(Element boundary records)

## START

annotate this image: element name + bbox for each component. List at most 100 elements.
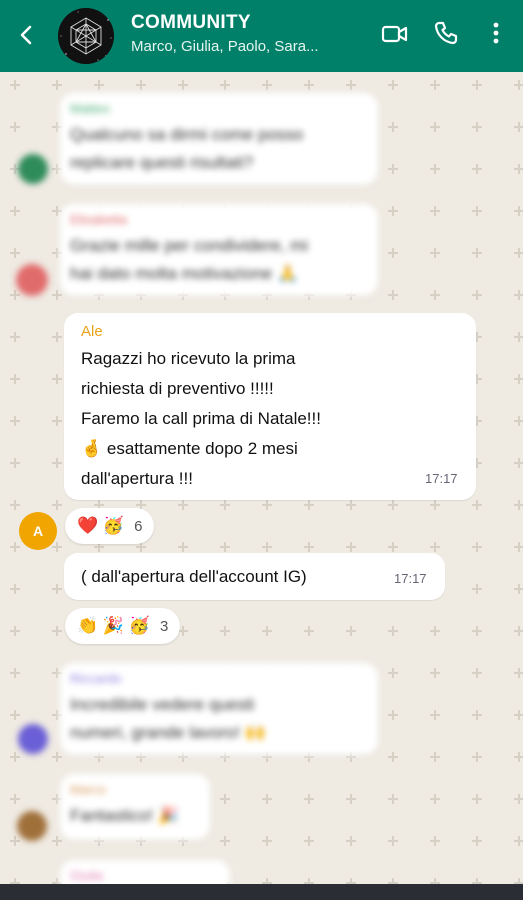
wallpaper-plus [514, 416, 523, 426]
message-sender[interactable]: Giulia [70, 868, 103, 883]
wallpaper-plus [388, 248, 398, 258]
wallpaper-plus [304, 836, 314, 846]
wallpaper-plus [262, 542, 272, 552]
wallpaper-plus [472, 500, 482, 510]
wallpaper-plus [514, 374, 523, 384]
bottom-edge [0, 884, 523, 900]
wallpaper-plus [388, 836, 398, 846]
message-sender[interactable]: Riccardo [70, 671, 121, 686]
wallpaper-plus [346, 836, 356, 846]
phone-call-icon[interactable] [433, 20, 459, 46]
wallpaper-plus [10, 332, 20, 342]
message-time: 17:17 [425, 471, 458, 486]
wallpaper-plus [388, 542, 398, 552]
wallpaper-plus [52, 416, 62, 426]
wallpaper-plus [430, 248, 440, 258]
wallpaper-plus [472, 164, 482, 174]
wallpaper-plus [472, 710, 482, 720]
wallpaper-plus [430, 80, 440, 90]
wallpaper-plus [10, 80, 20, 90]
wallpaper-plus [304, 500, 314, 510]
message-bubble: Ale Ragazzi ho ricevuto la prima richies… [64, 313, 476, 500]
message-reactions[interactable]: 👏 🎉 🥳 3 [65, 608, 181, 644]
message-sender[interactable]: Marco [70, 782, 106, 797]
avatar[interactable] [16, 264, 48, 296]
wallpaper-plus [514, 206, 523, 216]
reaction-count: 3 [159, 617, 169, 635]
wallpaper-plus [388, 500, 398, 510]
wallpaper-plus [262, 500, 272, 510]
wallpaper-plus [388, 710, 398, 720]
message-sender[interactable]: Elisabetta [70, 212, 127, 227]
wallpaper-plus [10, 500, 20, 510]
wallpaper-plus [220, 794, 230, 804]
avatar[interactable] [17, 811, 47, 841]
wallpaper-plus [514, 752, 523, 762]
avatar[interactable] [18, 724, 48, 754]
chat-members[interactable]: Marco, Giulia, Paolo, Sara... [131, 38, 319, 55]
wallpaper-plus [346, 500, 356, 510]
wallpaper-plus [430, 542, 440, 552]
wallpaper-plus [430, 752, 440, 762]
wallpaper-plus [430, 122, 440, 132]
wallpaper-plus [178, 80, 188, 90]
reaction-count: 6 [134, 517, 143, 535]
wallpaper-plus [10, 752, 20, 762]
wallpaper-plus [52, 458, 62, 468]
video-call-icon[interactable] [381, 23, 409, 45]
wallpaper-plus [472, 206, 482, 216]
wallpaper-plus [472, 290, 482, 300]
wallpaper-plus [430, 290, 440, 300]
wallpaper-plus [52, 752, 62, 762]
wallpaper-plus [472, 626, 482, 636]
wallpaper-plus [52, 332, 62, 342]
group-avatar[interactable] [58, 8, 114, 64]
back-arrow-icon[interactable] [16, 22, 38, 48]
wallpaper-plus [514, 248, 523, 258]
wallpaper-plus [388, 290, 398, 300]
wallpaper-plus [472, 836, 482, 846]
message-text: Ragazzi ho ricevuto la prima richiesta d… [81, 349, 321, 488]
avatar[interactable]: A [19, 512, 57, 550]
wallpaper-plus [52, 500, 62, 510]
wallpaper-plus [472, 542, 482, 552]
wallpaper-plus [10, 794, 20, 804]
message-text: Grazie mille per condividere, mi hai dat… [70, 236, 309, 283]
wallpaper-plus [514, 458, 523, 468]
message-reactions[interactable]: ❤️ 🥳 6 [65, 508, 155, 544]
wallpaper-plus [472, 752, 482, 762]
chat-title[interactable]: COMMUNITY [131, 12, 251, 34]
wallpaper-plus [52, 584, 62, 594]
wallpaper-plus [430, 710, 440, 720]
wallpaper-plus [10, 626, 20, 636]
wallpaper-plus [388, 164, 398, 174]
wallpaper-plus [52, 374, 62, 384]
wallpaper-plus [52, 80, 62, 90]
wallpaper-plus [10, 374, 20, 384]
message-time: 17:17 [394, 571, 427, 586]
wallpaper-plus [52, 836, 62, 846]
wallpaper-plus [388, 794, 398, 804]
message-text: ( dall'apertura dell'account IG) [81, 567, 307, 586]
message-sender[interactable]: Matteo [70, 101, 110, 116]
wallpaper-plus [472, 122, 482, 132]
wallpaper-plus [52, 542, 62, 552]
wallpaper-plus [514, 290, 523, 300]
message-bubble: ( dall'apertura dell'account IG) 17:17 [64, 553, 445, 600]
wallpaper-plus [346, 626, 356, 636]
message-text: Incredibile vedere questi numeri, grande… [70, 695, 266, 742]
wallpaper-plus [514, 500, 523, 510]
wallpaper-plus [10, 542, 20, 552]
wallpaper-plus [10, 206, 20, 216]
wallpaper-plus [388, 122, 398, 132]
message-bubble: Elisabetta Grazie mille per condividere,… [60, 204, 378, 296]
wallpaper-plus [10, 584, 20, 594]
wallpaper-plus [10, 836, 20, 846]
more-options-icon[interactable] [488, 21, 504, 47]
message-sender[interactable]: Ale [81, 323, 103, 340]
wallpaper-plus [514, 668, 523, 678]
group-logo-icon [58, 8, 114, 64]
wallpaper-plus [514, 584, 523, 594]
avatar[interactable] [18, 154, 48, 184]
wallpaper-plus [430, 164, 440, 174]
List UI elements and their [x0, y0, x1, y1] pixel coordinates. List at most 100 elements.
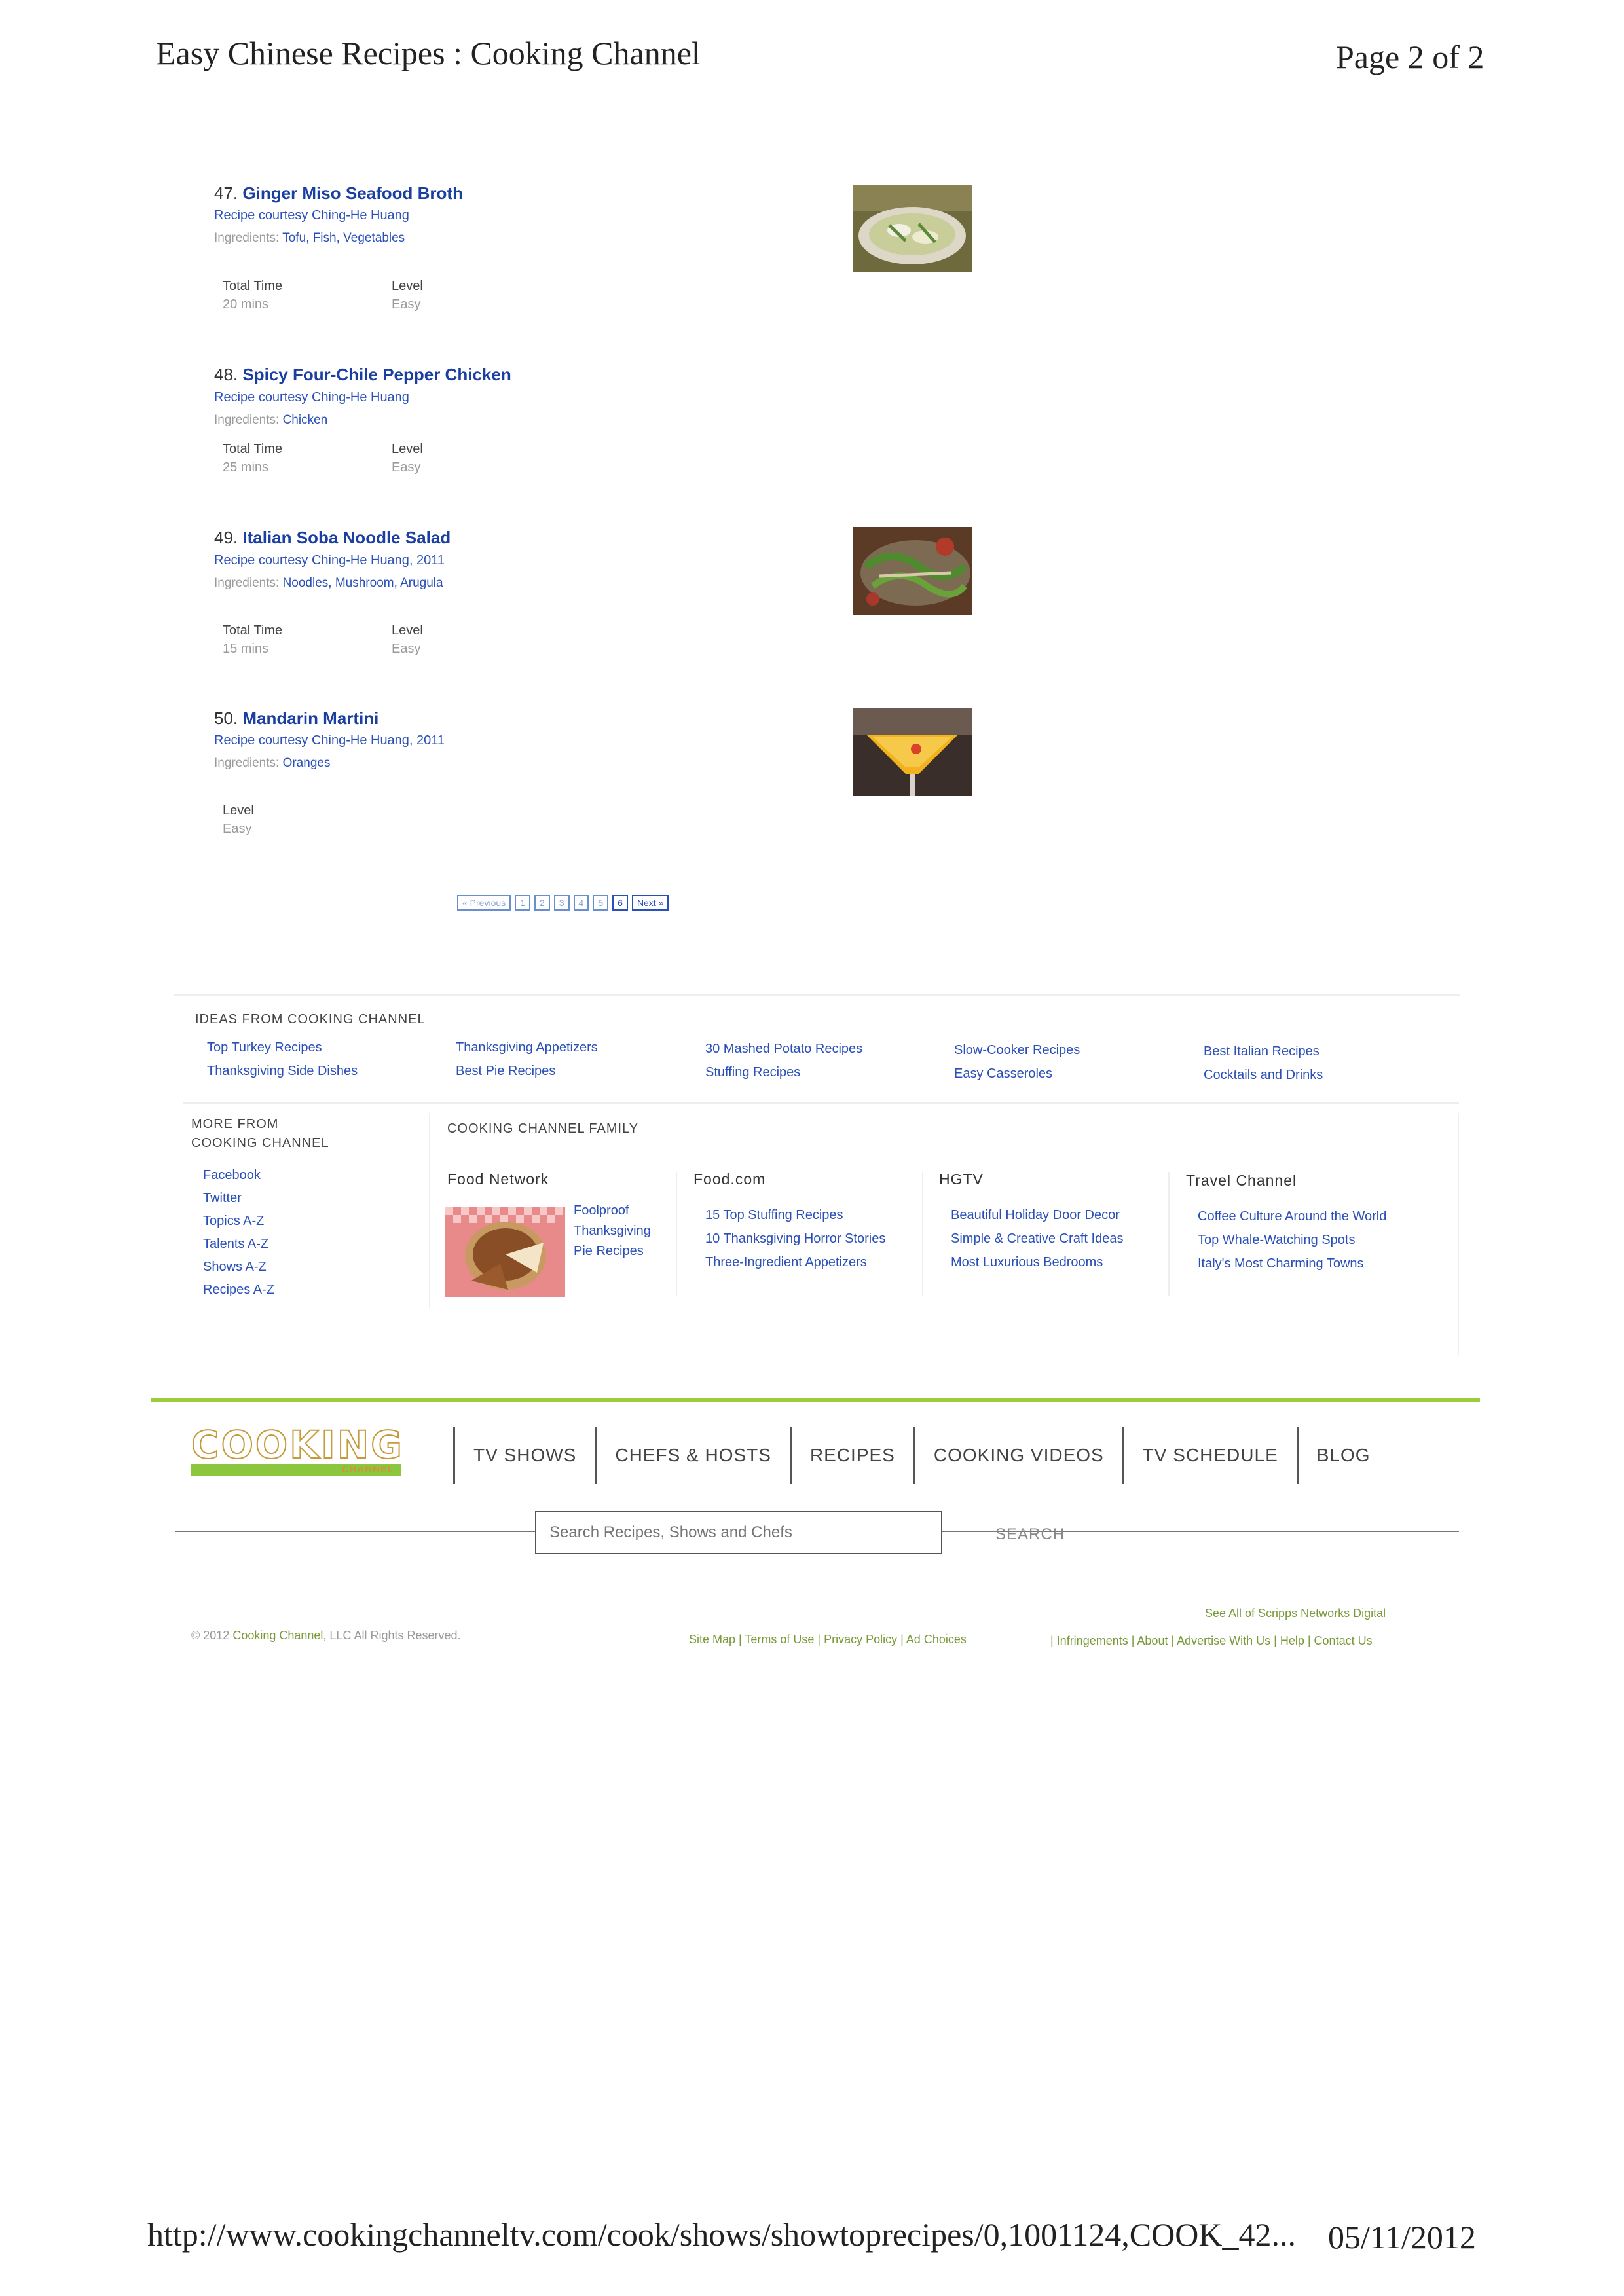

## END

**OBJECTIVE**
Output the lines starting at the one containing "wallpaper-plus [514, 416, 523, 426]" and ending at the one containing "group-avatar[interactable] [58, 8, 114, 64]" as a JSON list of strings, one string per line, leaving out blank lines.

**TASK SOLUTION**
[
  "wallpaper-plus [514, 416, 523, 426]",
  "message-sender[interactable]: Giulia [70, 868, 103, 883]",
  "wallpaper-plus [388, 248, 398, 258]",
  "wallpaper-plus [304, 836, 314, 846]",
  "wallpaper-plus [262, 542, 272, 552]",
  "wallpaper-plus [472, 500, 482, 510]",
  "wallpaper-plus [514, 374, 523, 384]",
  "bottom-edge [0, 884, 523, 900]",
  "wallpaper-plus [388, 836, 398, 846]",
  "message-sender[interactable]: Riccardo [70, 671, 121, 686]",
  "wallpaper-plus [346, 836, 356, 846]",
  "phone-call-icon[interactable] [433, 20, 459, 46]",
  "wallpaper-plus [10, 332, 20, 342]",
  "message-time: 17:17 [425, 471, 458, 486]",
  "wallpaper-plus [388, 542, 398, 552]",
  "wallpaper-plus [52, 416, 62, 426]",
  "wallpaper-plus [430, 248, 440, 258]",
  "wallpaper-plus [472, 164, 482, 174]",
  "wallpaper-plus [472, 710, 482, 720]",
  "wallpaper-plus [430, 80, 440, 90]",
  "wallpaper-plus [10, 80, 20, 90]",
  "wallpaper-plus [304, 500, 314, 510]",
  "message-bubble: Ale Ragazzi ho ricevuto la prima richies… [64, 313, 476, 500]",
  "message-reactions[interactable]: 👏 🎉 🥳 3 [65, 608, 181, 644]",
  "message-sender[interactable]: Marco [70, 782, 106, 797]",
  "avatar[interactable] [16, 264, 48, 296]",
  "wallpaper-plus [514, 206, 523, 216]",
  "reaction-count: 3 [159, 617, 169, 635]",
  "wallpaper-plus [388, 500, 398, 510]",
  "wallpaper-plus [262, 500, 272, 510]",
  "wallpaper-plus [388, 710, 398, 720]",
  "message-sender[interactable]: Elisabetta [70, 212, 127, 227]",
  "wallpaper-plus [10, 500, 20, 510]",
  "wallpaper-plus [220, 794, 230, 804]",
  "avatar[interactable] [17, 811, 47, 841]",
  "wallpaper-plus [514, 752, 523, 762]",
  "avatar[interactable] [18, 724, 48, 754]",
  "chat-members[interactable]: Marco, Giulia, Paolo, Sara... [131, 38, 319, 55]",
  "wallpaper-plus [346, 500, 356, 510]",
  "wallpaper-plus [430, 542, 440, 552]",
  "wallpaper-plus [430, 752, 440, 762]",
  "wallpaper-plus [430, 122, 440, 132]",
  "wallpaper-plus [178, 80, 188, 90]",
  "reaction-count: 6 [134, 517, 143, 535]",
  "wallpaper-plus [10, 752, 20, 762]",
  "wallpaper-plus [52, 458, 62, 468]",
  "video-call-icon[interactable] [381, 23, 409, 45]",
  "wallpaper-plus [472, 206, 482, 216]",
  "wallpaper-plus [472, 290, 482, 300]",
  "wallpaper-plus [430, 290, 440, 300]",
  "wallpaper-plus [52, 752, 62, 762]",
  "wallpaper-plus [472, 626, 482, 636]",
  "wallpaper-plus [52, 332, 62, 342]",
  "group-avatar[interactable] [58, 8, 114, 64]"
]